> **WHAT THE EXERCISE ASKS**: Review the material and extract every line in which the word "Theories" occurs.

> **Stored records**:
++++++++++

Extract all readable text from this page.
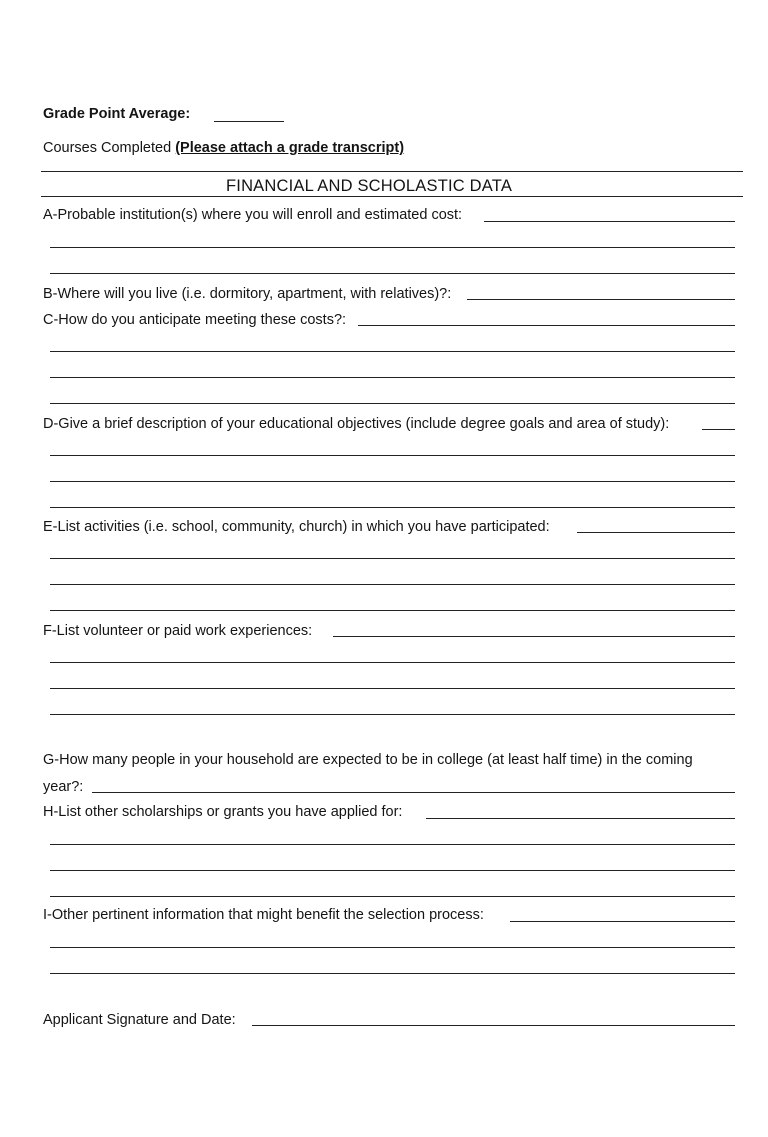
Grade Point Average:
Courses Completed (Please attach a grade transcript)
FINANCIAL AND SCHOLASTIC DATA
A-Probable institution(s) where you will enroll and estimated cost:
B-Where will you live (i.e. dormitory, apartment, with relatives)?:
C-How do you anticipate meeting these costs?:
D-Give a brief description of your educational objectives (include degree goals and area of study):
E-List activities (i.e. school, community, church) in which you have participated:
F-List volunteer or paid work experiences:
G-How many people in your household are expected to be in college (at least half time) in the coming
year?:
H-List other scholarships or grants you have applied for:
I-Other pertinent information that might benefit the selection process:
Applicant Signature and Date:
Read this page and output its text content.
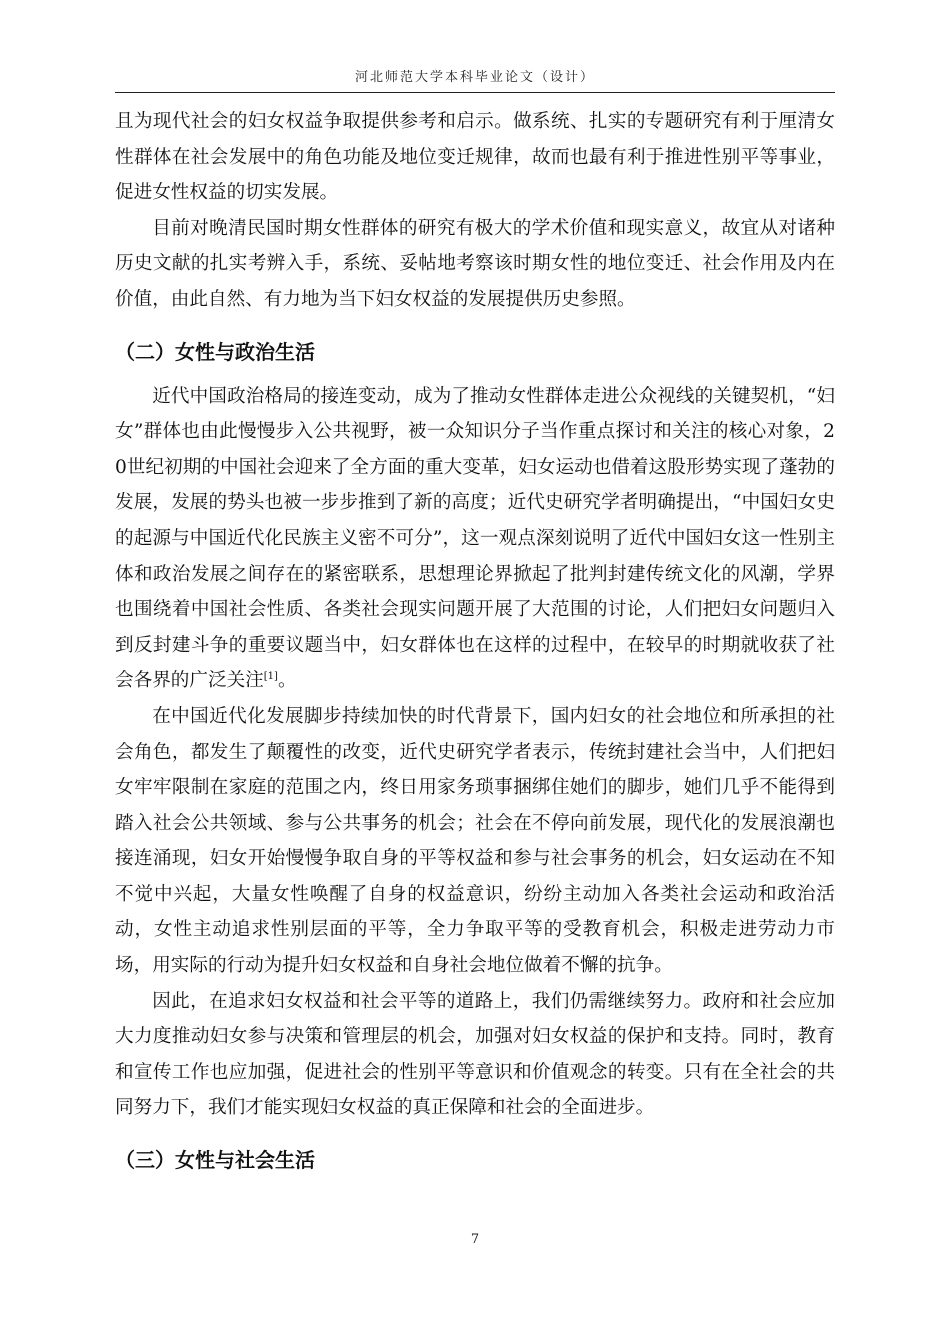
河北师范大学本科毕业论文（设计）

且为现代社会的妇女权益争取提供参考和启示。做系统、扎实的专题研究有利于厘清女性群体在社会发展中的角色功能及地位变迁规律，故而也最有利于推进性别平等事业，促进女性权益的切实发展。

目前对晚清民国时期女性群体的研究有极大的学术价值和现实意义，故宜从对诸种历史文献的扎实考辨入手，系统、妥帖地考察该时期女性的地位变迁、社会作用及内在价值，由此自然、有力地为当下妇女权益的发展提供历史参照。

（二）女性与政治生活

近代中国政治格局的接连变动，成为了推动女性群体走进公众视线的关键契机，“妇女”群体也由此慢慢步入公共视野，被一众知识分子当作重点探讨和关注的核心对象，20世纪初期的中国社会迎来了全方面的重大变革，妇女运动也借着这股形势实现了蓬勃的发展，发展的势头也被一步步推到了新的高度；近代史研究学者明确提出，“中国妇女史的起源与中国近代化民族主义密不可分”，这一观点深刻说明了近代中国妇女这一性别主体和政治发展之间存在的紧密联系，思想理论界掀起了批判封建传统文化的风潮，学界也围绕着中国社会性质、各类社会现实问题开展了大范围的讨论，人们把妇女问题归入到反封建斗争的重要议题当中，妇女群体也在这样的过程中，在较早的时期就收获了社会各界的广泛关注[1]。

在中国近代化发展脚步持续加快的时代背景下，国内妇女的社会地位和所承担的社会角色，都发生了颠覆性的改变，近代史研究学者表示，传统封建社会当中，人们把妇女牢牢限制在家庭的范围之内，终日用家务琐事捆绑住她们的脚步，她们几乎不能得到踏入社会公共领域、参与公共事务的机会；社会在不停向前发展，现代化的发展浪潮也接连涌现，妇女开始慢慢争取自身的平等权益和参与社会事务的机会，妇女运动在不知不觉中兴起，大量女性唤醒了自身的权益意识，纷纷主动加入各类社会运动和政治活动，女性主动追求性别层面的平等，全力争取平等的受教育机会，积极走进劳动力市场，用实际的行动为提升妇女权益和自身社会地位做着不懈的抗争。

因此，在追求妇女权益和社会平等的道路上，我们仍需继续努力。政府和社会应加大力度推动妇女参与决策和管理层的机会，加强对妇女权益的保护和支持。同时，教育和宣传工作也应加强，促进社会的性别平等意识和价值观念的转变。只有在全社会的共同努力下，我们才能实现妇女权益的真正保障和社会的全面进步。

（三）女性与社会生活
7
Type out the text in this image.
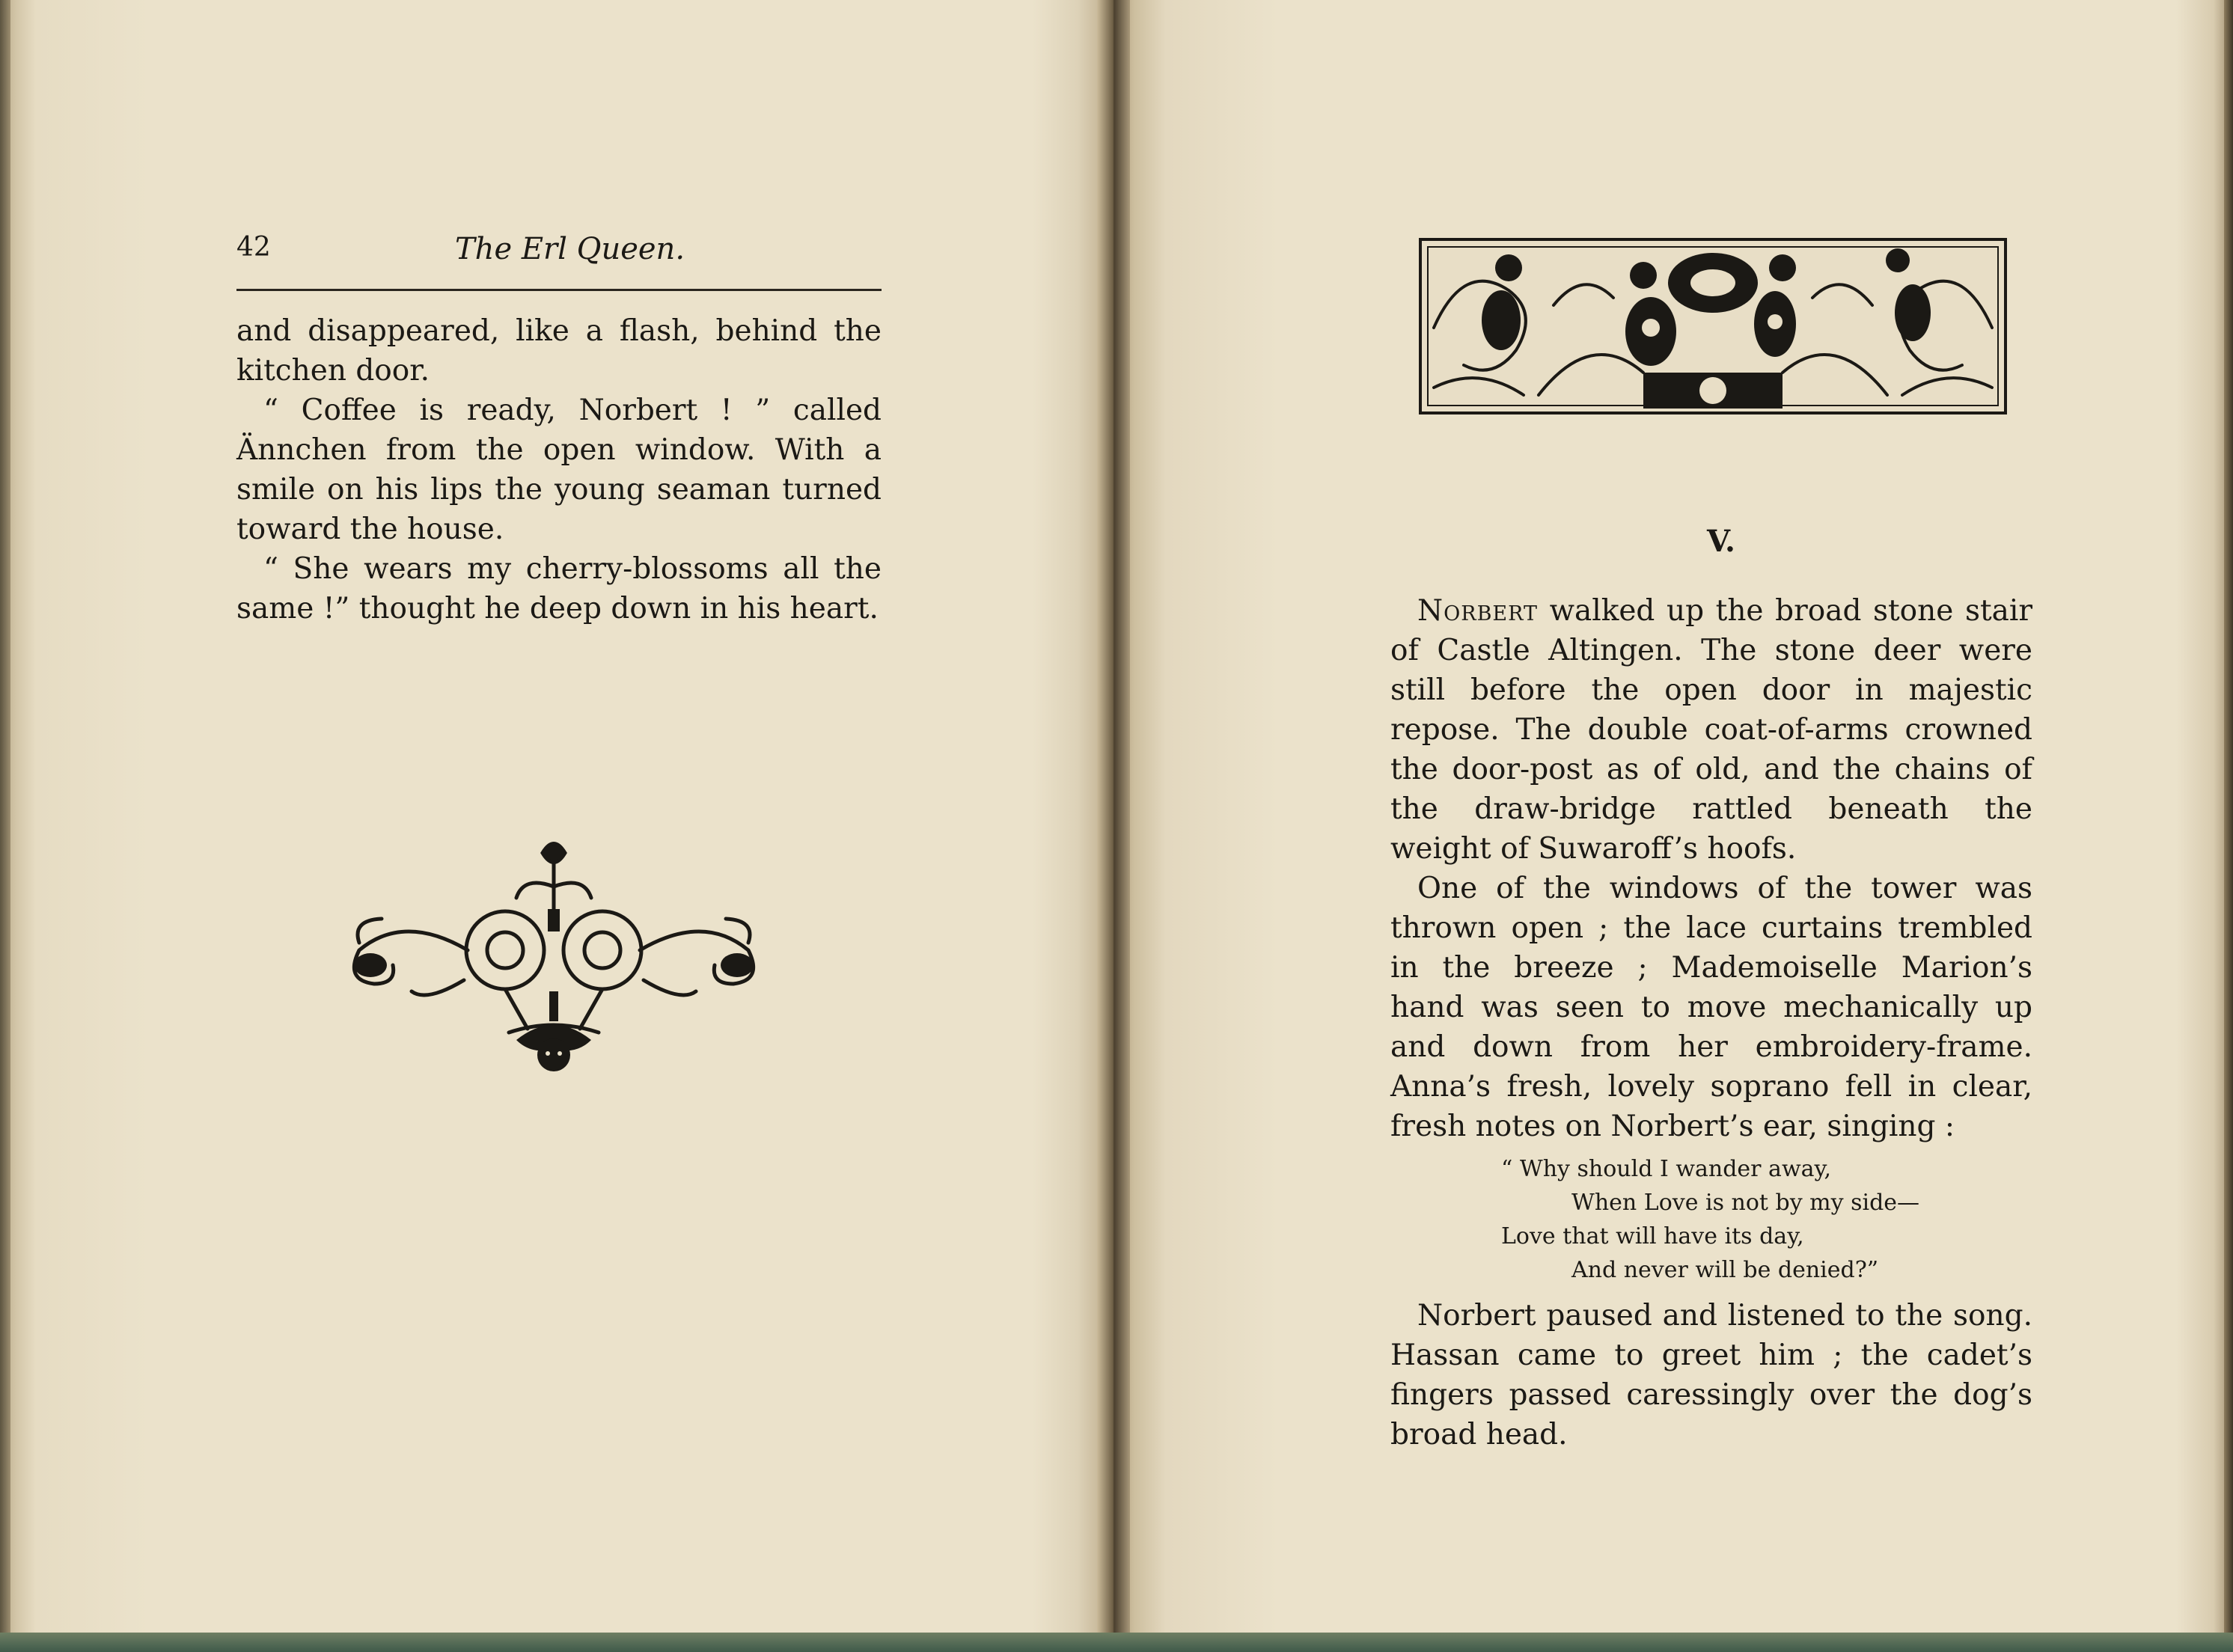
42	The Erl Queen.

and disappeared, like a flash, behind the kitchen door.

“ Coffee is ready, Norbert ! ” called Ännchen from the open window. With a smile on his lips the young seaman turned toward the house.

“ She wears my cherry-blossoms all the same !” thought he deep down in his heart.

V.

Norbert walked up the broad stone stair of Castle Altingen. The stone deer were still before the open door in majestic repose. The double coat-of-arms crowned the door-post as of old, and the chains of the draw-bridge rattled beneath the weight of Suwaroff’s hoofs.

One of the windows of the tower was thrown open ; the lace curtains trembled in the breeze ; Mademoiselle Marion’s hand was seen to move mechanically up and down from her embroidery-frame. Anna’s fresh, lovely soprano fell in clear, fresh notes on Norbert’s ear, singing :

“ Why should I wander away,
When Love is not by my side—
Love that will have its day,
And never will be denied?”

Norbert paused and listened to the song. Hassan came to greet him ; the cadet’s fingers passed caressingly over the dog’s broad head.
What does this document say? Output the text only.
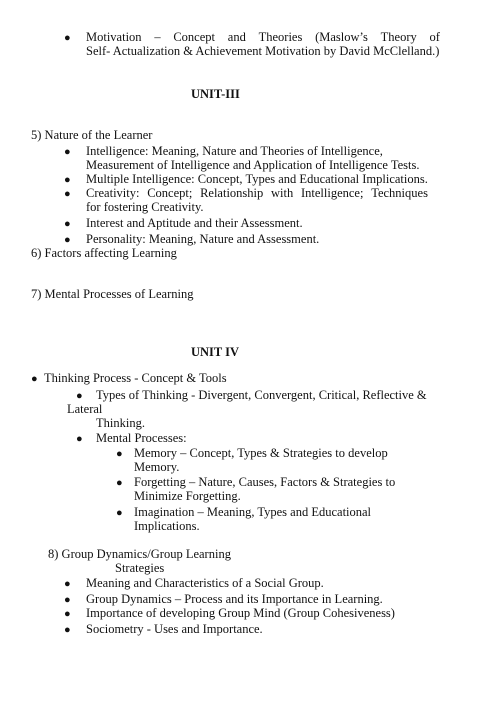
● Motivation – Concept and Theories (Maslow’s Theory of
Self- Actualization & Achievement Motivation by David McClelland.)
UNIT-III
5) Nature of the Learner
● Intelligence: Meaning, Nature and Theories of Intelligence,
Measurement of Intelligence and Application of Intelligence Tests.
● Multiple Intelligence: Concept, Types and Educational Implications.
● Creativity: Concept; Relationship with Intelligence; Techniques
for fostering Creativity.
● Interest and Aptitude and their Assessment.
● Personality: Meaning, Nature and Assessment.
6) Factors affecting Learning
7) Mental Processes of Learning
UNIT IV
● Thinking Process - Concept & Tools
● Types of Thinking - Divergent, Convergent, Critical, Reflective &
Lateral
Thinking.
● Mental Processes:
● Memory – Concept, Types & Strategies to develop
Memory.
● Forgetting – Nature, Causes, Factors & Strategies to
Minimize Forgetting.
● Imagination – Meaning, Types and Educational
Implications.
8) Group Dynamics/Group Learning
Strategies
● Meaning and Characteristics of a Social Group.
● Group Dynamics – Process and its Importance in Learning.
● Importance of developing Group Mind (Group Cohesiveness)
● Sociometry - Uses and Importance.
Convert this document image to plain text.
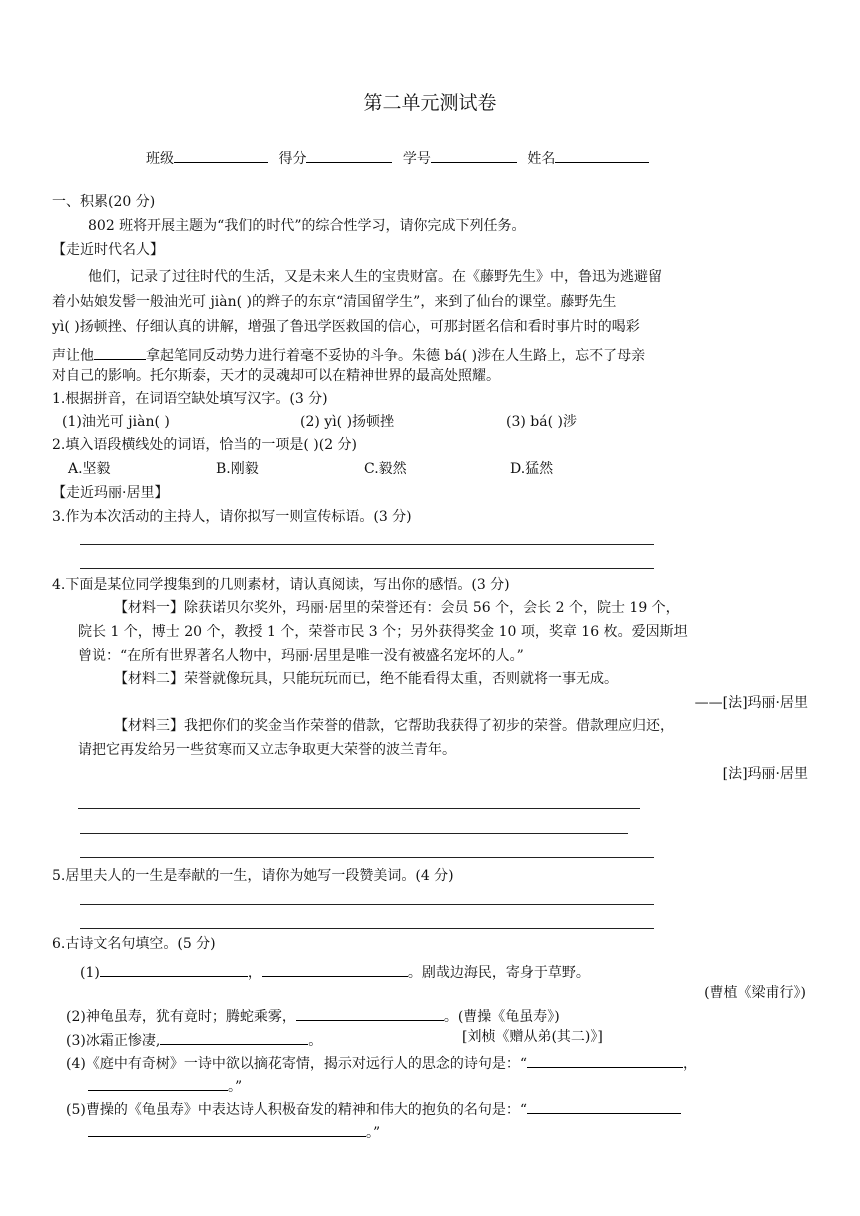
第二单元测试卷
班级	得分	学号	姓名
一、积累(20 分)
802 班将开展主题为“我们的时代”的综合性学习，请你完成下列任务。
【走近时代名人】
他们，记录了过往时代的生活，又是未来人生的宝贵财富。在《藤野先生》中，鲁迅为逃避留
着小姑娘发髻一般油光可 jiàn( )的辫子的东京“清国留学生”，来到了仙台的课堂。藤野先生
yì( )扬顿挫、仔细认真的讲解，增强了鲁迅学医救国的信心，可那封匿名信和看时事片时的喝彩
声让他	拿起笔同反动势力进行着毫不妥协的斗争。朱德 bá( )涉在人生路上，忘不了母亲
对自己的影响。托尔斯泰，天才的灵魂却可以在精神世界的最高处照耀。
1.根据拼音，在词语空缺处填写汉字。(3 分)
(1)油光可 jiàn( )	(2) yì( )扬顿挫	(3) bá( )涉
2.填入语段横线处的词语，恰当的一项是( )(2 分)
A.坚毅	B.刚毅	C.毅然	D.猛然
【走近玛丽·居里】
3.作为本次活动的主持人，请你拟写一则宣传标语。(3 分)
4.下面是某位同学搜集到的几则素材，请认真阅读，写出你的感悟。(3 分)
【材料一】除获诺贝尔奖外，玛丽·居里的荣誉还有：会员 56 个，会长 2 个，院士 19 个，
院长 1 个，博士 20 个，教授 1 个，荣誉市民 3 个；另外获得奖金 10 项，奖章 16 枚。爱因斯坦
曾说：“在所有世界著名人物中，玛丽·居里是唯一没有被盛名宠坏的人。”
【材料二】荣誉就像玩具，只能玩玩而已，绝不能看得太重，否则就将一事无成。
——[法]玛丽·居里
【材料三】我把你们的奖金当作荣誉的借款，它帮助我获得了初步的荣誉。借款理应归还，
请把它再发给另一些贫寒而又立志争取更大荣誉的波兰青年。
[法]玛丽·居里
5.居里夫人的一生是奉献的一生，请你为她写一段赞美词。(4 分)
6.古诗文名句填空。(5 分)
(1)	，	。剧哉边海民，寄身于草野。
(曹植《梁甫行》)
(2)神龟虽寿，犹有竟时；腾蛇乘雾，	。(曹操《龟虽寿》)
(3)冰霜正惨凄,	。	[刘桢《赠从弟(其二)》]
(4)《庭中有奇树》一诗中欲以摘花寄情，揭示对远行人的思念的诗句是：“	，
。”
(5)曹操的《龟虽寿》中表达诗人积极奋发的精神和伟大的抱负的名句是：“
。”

++++++++++

> **FINISHED EXERCISE**:
● Motivation – Concept and Theories (Maslow’s Theory of
● Intelligence: Meaning, Nature and Theories of Intelligence,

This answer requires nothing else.